■ WHAT TO WORK ON ■
Reproduce each line of the records below, with no changes.

=== SUPPLIED ENTRIES ===

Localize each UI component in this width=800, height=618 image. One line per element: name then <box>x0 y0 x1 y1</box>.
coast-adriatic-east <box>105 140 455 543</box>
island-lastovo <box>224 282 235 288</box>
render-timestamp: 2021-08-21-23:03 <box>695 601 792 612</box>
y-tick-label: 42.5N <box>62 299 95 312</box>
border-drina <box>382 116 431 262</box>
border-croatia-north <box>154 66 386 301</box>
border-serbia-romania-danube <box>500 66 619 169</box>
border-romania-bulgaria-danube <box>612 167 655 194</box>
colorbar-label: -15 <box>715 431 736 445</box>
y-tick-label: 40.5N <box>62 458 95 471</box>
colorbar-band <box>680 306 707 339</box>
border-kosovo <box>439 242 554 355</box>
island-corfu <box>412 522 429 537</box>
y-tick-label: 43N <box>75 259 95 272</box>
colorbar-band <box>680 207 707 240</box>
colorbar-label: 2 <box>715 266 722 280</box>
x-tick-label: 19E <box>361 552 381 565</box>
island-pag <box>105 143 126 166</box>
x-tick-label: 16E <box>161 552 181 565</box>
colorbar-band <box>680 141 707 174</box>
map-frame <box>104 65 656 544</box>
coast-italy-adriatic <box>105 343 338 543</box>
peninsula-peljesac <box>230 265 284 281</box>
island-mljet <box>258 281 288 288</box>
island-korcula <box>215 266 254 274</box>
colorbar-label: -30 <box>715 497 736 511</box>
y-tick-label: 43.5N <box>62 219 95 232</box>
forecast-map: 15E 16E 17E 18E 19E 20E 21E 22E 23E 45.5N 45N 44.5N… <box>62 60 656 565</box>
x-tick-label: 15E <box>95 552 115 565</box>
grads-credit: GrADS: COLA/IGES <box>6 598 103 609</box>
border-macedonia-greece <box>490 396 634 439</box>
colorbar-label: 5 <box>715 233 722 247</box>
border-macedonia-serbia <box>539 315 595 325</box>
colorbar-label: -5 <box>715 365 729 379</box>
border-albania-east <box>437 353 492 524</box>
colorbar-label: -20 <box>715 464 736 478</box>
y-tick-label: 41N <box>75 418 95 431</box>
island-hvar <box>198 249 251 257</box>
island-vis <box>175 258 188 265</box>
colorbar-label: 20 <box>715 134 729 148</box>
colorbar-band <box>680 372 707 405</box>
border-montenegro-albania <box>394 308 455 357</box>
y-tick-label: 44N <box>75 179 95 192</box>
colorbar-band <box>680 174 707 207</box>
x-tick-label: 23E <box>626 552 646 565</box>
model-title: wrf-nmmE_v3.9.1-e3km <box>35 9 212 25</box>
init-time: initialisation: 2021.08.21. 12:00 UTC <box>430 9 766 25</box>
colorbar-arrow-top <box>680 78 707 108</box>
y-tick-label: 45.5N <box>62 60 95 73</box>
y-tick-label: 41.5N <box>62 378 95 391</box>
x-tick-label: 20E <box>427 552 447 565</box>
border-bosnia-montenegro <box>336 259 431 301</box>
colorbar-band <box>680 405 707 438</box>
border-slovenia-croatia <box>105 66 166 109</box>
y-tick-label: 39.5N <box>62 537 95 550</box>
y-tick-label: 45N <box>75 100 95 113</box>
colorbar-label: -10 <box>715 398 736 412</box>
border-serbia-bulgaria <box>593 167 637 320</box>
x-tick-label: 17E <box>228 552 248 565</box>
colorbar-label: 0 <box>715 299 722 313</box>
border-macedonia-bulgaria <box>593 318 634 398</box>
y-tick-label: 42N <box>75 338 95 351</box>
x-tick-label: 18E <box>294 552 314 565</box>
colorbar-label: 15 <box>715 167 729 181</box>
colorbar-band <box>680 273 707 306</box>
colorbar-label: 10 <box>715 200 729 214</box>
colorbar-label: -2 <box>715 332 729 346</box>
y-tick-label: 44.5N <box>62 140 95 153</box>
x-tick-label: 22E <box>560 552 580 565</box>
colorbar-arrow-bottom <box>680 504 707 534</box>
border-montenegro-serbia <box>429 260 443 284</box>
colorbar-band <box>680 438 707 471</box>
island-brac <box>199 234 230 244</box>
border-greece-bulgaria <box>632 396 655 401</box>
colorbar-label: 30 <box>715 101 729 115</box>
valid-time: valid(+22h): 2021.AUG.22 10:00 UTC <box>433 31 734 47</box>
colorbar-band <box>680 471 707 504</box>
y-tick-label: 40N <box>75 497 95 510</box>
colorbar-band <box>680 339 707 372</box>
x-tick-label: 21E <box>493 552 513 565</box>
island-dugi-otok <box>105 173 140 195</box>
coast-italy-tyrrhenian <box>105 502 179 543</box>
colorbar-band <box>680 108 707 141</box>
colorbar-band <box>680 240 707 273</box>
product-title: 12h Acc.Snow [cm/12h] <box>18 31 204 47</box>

===

■ TASK OUTPUT ■
Localize each UI component in this width=800, height=618 image. One line per element: name then <box>x0 y0 x1 y1</box>.
coast-adriatic-east <box>105 140 455 543</box>
island-lastovo <box>224 282 235 288</box>
render-timestamp: 2021-08-21-23:03 <box>695 601 792 612</box>
y-tick-label: 42.5N <box>62 299 95 312</box>
border-drina <box>382 116 431 262</box>
border-croatia-north <box>154 66 386 301</box>
border-serbia-romania-danube <box>500 66 619 169</box>
border-romania-bulgaria-danube <box>612 167 655 194</box>
colorbar-label: -15 <box>715 431 736 445</box>
y-tick-label: 40.5N <box>62 458 95 471</box>
colorbar-band <box>680 306 707 339</box>
border-kosovo <box>439 242 554 355</box>
island-corfu <box>412 522 429 537</box>
y-tick-label: 43N <box>75 259 95 272</box>
colorbar-band <box>680 207 707 240</box>
colorbar-label: 2 <box>715 266 722 280</box>
x-tick-label: 19E <box>361 552 381 565</box>
island-pag <box>105 143 126 166</box>
x-tick-label: 16E <box>161 552 181 565</box>
colorbar-band <box>680 141 707 174</box>
map-frame <box>104 65 656 544</box>
coast-italy-adriatic <box>105 343 338 543</box>
peninsula-peljesac <box>230 265 284 281</box>
island-mljet <box>258 281 288 288</box>
island-korcula <box>215 266 254 274</box>
colorbar-label: -30 <box>715 497 736 511</box>
y-tick-label: 43.5N <box>62 219 95 232</box>
forecast-map: 15E 16E 17E 18E 19E 20E 21E 22E 23E 45.5N 45N 44.5N… <box>62 60 656 565</box>
x-tick-label: 15E <box>95 552 115 565</box>
grads-credit: GrADS: COLA/IGES <box>6 598 103 609</box>
border-macedonia-greece <box>490 396 634 439</box>
colorbar-label: 5 <box>715 233 722 247</box>
border-macedonia-serbia <box>539 315 595 325</box>
colorbar-label: -5 <box>715 365 729 379</box>
border-albania-east <box>437 353 492 524</box>
colorbar-label: -20 <box>715 464 736 478</box>
y-tick-label: 41N <box>75 418 95 431</box>
island-hvar <box>198 249 251 257</box>
island-vis <box>175 258 188 265</box>
colorbar-label: 20 <box>715 134 729 148</box>
colorbar-band <box>680 372 707 405</box>
border-montenegro-albania <box>394 308 455 357</box>
y-tick-label: 44N <box>75 179 95 192</box>
colorbar-band <box>680 174 707 207</box>
x-tick-label: 23E <box>626 552 646 565</box>
model-title: wrf-nmmE_v3.9.1-e3km <box>35 9 212 25</box>
init-time: initialisation: 2021.08.21. 12:00 UTC <box>430 9 766 25</box>
colorbar-arrow-top <box>680 78 707 108</box>
y-tick-label: 45.5N <box>62 60 95 73</box>
y-tick-label: 41.5N <box>62 378 95 391</box>
x-tick-label: 20E <box>427 552 447 565</box>
border-bosnia-montenegro <box>336 259 431 301</box>
colorbar-band <box>680 405 707 438</box>
border-slovenia-croatia <box>105 66 166 109</box>
y-tick-label: 39.5N <box>62 537 95 550</box>
y-tick-label: 45N <box>75 100 95 113</box>
colorbar-label: -10 <box>715 398 736 412</box>
border-serbia-bulgaria <box>593 167 637 320</box>
x-tick-label: 17E <box>228 552 248 565</box>
colorbar-label: 0 <box>715 299 722 313</box>
border-macedonia-bulgaria <box>593 318 634 398</box>
y-tick-label: 42N <box>75 338 95 351</box>
x-tick-label: 18E <box>294 552 314 565</box>
colorbar-label: 15 <box>715 167 729 181</box>
colorbar-band <box>680 273 707 306</box>
colorbar-label: 10 <box>715 200 729 214</box>
colorbar-label: -2 <box>715 332 729 346</box>
y-tick-label: 44.5N <box>62 140 95 153</box>
x-tick-label: 22E <box>560 552 580 565</box>
colorbar-arrow-bottom <box>680 504 707 534</box>
border-montenegro-serbia <box>429 260 443 284</box>
colorbar-band <box>680 438 707 471</box>
island-brac <box>199 234 230 244</box>
border-greece-bulgaria <box>632 396 655 401</box>
colorbar-label: 30 <box>715 101 729 115</box>
valid-time: valid(+22h): 2021.AUG.22 10:00 UTC <box>433 31 734 47</box>
colorbar-band <box>680 471 707 504</box>
y-tick-label: 40N <box>75 497 95 510</box>
colorbar-band <box>680 339 707 372</box>
x-tick-label: 21E <box>493 552 513 565</box>
island-dugi-otok <box>105 173 140 195</box>
coast-italy-tyrrhenian <box>105 502 179 543</box>
colorbar-band <box>680 108 707 141</box>
colorbar-band <box>680 240 707 273</box>
product-title: 12h Acc.Snow [cm/12h] <box>18 31 204 47</box>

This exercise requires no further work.